## Task
Update every item below by changing each "y-tick-label" to "y-axis-value" and leaving everything else the same. Leave the pictures out of your answer.

Coordinate annotation items:
----------------------------------------

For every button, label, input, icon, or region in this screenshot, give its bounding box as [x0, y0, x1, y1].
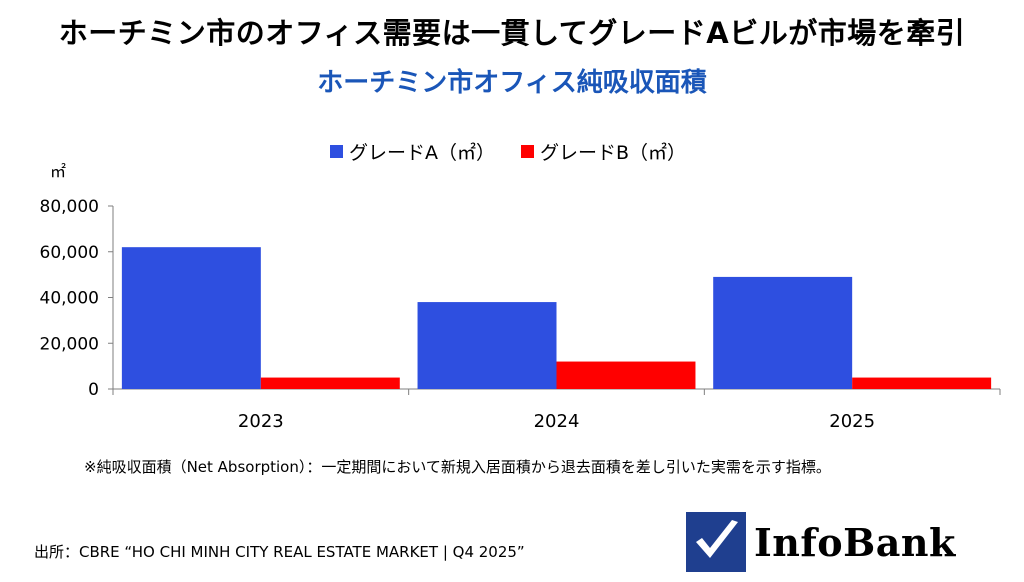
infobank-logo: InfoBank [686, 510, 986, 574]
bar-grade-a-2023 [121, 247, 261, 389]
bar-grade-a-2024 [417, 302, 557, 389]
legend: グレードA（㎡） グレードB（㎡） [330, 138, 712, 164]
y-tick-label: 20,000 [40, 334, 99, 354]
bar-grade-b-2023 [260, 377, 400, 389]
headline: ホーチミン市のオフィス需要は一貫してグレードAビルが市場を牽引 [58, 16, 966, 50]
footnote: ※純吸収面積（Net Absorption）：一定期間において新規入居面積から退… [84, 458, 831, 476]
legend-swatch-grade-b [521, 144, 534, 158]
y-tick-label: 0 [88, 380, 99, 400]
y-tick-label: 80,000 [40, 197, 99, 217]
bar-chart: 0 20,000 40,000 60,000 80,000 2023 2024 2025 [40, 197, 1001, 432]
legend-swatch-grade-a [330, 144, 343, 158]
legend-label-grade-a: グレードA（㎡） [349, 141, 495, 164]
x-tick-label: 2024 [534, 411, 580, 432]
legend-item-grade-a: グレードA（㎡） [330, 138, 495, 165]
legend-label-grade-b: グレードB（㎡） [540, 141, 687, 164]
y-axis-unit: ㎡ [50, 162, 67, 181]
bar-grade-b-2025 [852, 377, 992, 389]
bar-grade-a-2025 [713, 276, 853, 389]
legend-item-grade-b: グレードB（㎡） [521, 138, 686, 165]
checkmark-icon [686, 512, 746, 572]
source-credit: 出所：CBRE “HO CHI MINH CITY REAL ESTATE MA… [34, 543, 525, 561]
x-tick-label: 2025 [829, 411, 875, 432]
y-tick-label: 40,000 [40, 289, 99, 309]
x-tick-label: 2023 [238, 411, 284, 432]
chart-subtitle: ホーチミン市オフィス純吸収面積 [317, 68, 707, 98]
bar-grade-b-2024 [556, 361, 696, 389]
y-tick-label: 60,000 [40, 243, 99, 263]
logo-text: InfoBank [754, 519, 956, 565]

----------------------------------------

## Exercise answer
For every button, label, input, icon, or region in this screenshot, give its bounding box as [x0, y0, x1, y1].
infobank-logo: InfoBank [686, 510, 986, 574]
bar-grade-a-2023 [121, 247, 261, 389]
bar-grade-a-2024 [417, 302, 557, 389]
legend: グレードA（㎡） グレードB（㎡） [330, 138, 712, 164]
y-axis-value: 20,000 [40, 334, 99, 354]
bar-grade-b-2023 [260, 377, 400, 389]
headline: ホーチミン市のオフィス需要は一貫してグレードAビルが市場を牽引 [58, 16, 966, 50]
footnote: ※純吸収面積（Net Absorption）：一定期間において新規入居面積から退… [84, 458, 831, 476]
legend-swatch-grade-b [521, 144, 534, 158]
y-axis-value: 0 [88, 380, 99, 400]
y-axis-value: 80,000 [40, 197, 99, 217]
bar-chart: 0 20,000 40,000 60,000 80,000 2023 2024 2025 [40, 197, 1001, 432]
legend-swatch-grade-a [330, 144, 343, 158]
legend-label-grade-a: グレードA（㎡） [349, 141, 495, 164]
x-tick-label: 2024 [534, 411, 580, 432]
legend-item-grade-a: グレードA（㎡） [330, 138, 495, 165]
legend-label-grade-b: グレードB（㎡） [540, 141, 687, 164]
y-axis-unit: ㎡ [50, 162, 67, 181]
bar-grade-b-2025 [852, 377, 992, 389]
bar-grade-a-2025 [713, 276, 853, 389]
legend-item-grade-b: グレードB（㎡） [521, 138, 686, 165]
checkmark-icon [686, 512, 746, 572]
source-credit: 出所：CBRE “HO CHI MINH CITY REAL ESTATE MA… [34, 543, 525, 561]
x-tick-label: 2025 [829, 411, 875, 432]
y-axis-value: 40,000 [40, 289, 99, 309]
x-tick-label: 2023 [238, 411, 284, 432]
chart-subtitle: ホーチミン市オフィス純吸収面積 [317, 68, 707, 98]
bar-grade-b-2024 [556, 361, 696, 389]
y-axis-value: 60,000 [40, 243, 99, 263]
logo-text: InfoBank [754, 519, 956, 565]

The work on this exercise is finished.